-- DIRECTIVE --
Take each line containing "Redox" and report it exactly as written.

(Saved entries)

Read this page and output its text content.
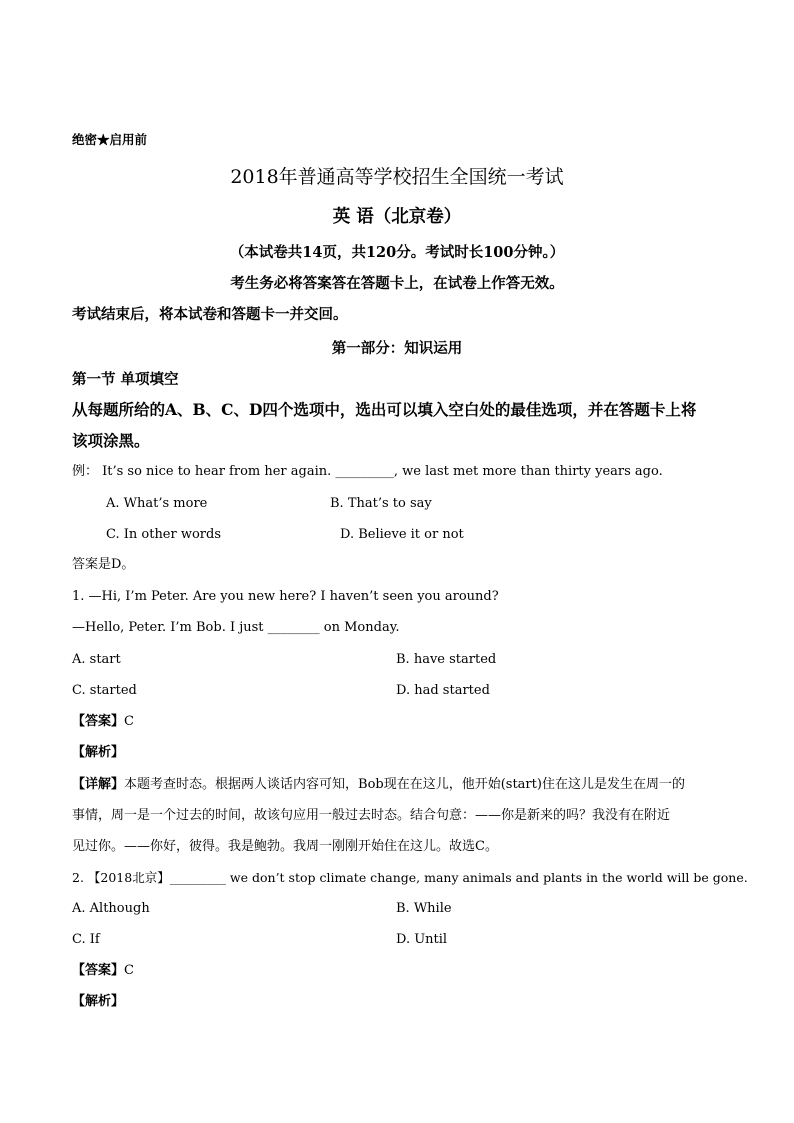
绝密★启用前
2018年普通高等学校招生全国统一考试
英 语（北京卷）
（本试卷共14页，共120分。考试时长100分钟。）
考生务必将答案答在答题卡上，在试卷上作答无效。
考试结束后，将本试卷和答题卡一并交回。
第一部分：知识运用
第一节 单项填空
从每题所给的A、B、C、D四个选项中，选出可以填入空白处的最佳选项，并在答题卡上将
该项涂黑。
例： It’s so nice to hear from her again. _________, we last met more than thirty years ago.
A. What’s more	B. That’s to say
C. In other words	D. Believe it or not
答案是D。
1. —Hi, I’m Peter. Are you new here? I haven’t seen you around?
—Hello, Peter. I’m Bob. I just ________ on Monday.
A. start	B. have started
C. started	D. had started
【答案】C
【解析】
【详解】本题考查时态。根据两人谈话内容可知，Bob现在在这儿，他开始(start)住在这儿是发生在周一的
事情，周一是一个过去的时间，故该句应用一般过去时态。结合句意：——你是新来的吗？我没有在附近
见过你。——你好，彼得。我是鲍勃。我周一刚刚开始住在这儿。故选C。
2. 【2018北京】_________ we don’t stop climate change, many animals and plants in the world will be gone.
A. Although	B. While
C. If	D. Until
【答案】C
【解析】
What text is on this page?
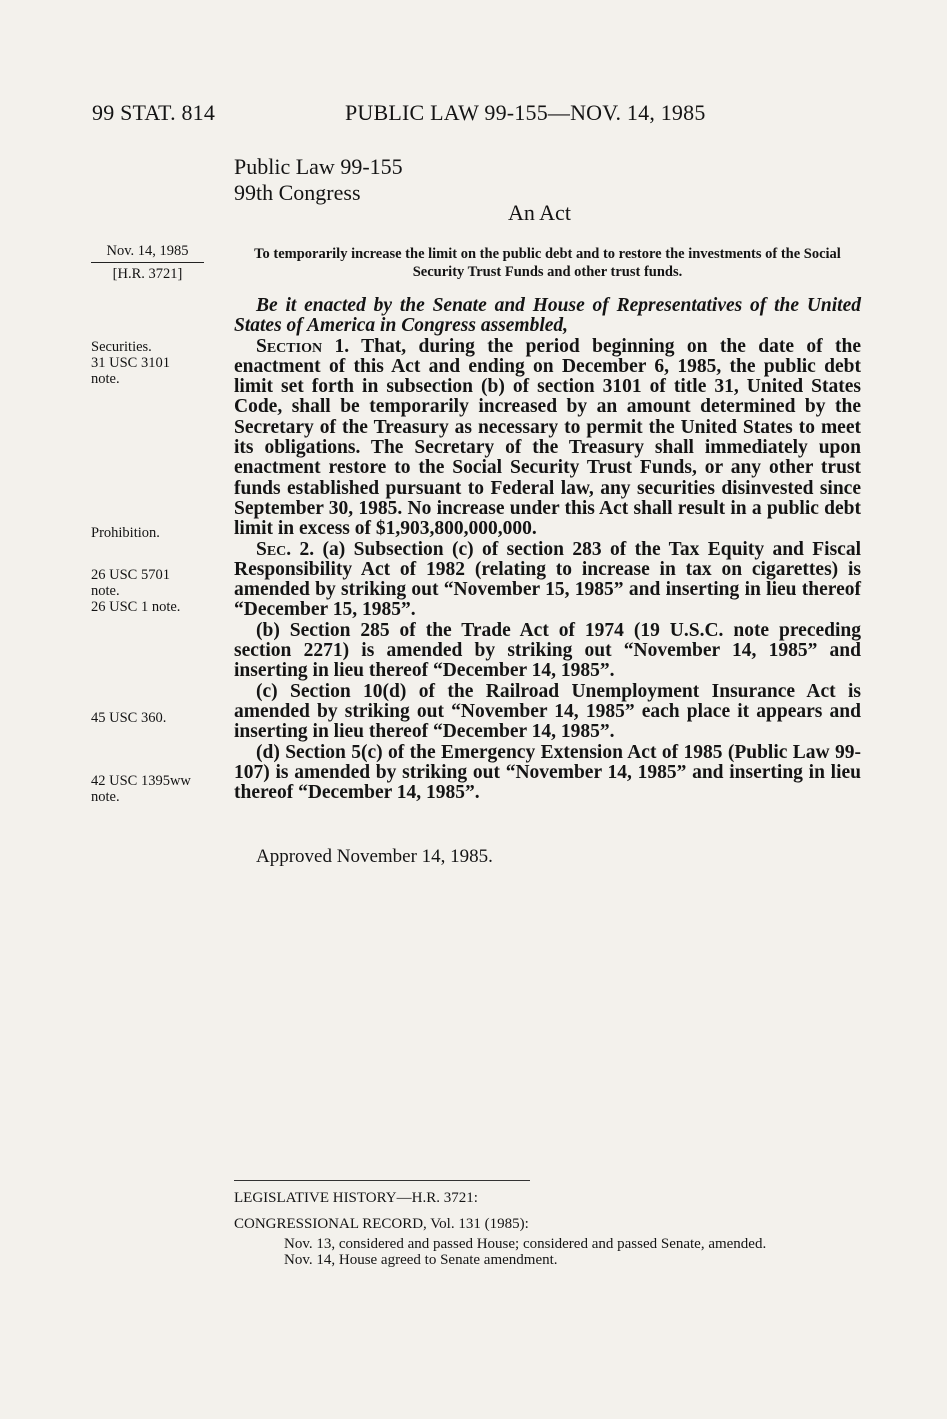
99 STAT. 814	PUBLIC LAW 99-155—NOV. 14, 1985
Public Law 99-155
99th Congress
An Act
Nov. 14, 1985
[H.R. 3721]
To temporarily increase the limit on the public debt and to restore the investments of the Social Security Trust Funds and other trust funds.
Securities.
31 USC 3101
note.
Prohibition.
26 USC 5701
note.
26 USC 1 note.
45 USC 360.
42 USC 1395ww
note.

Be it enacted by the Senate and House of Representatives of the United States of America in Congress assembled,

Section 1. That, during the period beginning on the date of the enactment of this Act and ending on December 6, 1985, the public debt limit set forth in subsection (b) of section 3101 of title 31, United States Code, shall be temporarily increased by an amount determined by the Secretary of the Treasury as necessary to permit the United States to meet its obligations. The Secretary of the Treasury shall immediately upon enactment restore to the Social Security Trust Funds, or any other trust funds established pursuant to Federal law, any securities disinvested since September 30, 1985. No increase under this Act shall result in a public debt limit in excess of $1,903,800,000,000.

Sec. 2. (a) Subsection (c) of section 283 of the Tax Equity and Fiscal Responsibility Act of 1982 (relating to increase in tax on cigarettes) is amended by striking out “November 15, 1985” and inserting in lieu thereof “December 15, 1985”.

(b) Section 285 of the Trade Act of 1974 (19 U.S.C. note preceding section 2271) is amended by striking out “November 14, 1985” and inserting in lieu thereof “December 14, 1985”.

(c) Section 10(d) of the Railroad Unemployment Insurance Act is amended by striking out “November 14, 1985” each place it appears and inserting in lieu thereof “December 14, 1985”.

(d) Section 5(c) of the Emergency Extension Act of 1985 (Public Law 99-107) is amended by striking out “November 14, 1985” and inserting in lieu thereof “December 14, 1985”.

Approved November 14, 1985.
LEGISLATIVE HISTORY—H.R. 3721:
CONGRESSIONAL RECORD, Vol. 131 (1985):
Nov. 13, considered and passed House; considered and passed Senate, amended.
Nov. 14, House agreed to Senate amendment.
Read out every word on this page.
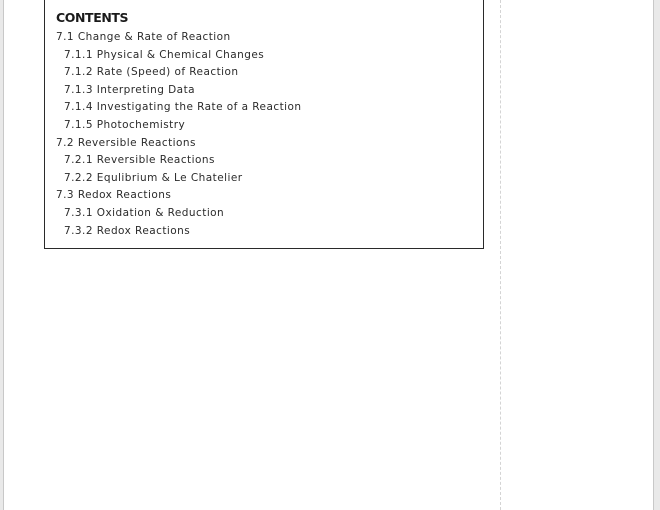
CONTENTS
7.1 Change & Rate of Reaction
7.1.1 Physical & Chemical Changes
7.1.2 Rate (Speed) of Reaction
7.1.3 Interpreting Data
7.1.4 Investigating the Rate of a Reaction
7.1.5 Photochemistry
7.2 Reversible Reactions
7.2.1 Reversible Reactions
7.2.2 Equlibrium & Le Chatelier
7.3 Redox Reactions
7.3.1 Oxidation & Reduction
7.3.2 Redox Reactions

-- TASK OUTPUT --
7.3 Redox Reactions
7.3.2 Redox Reactions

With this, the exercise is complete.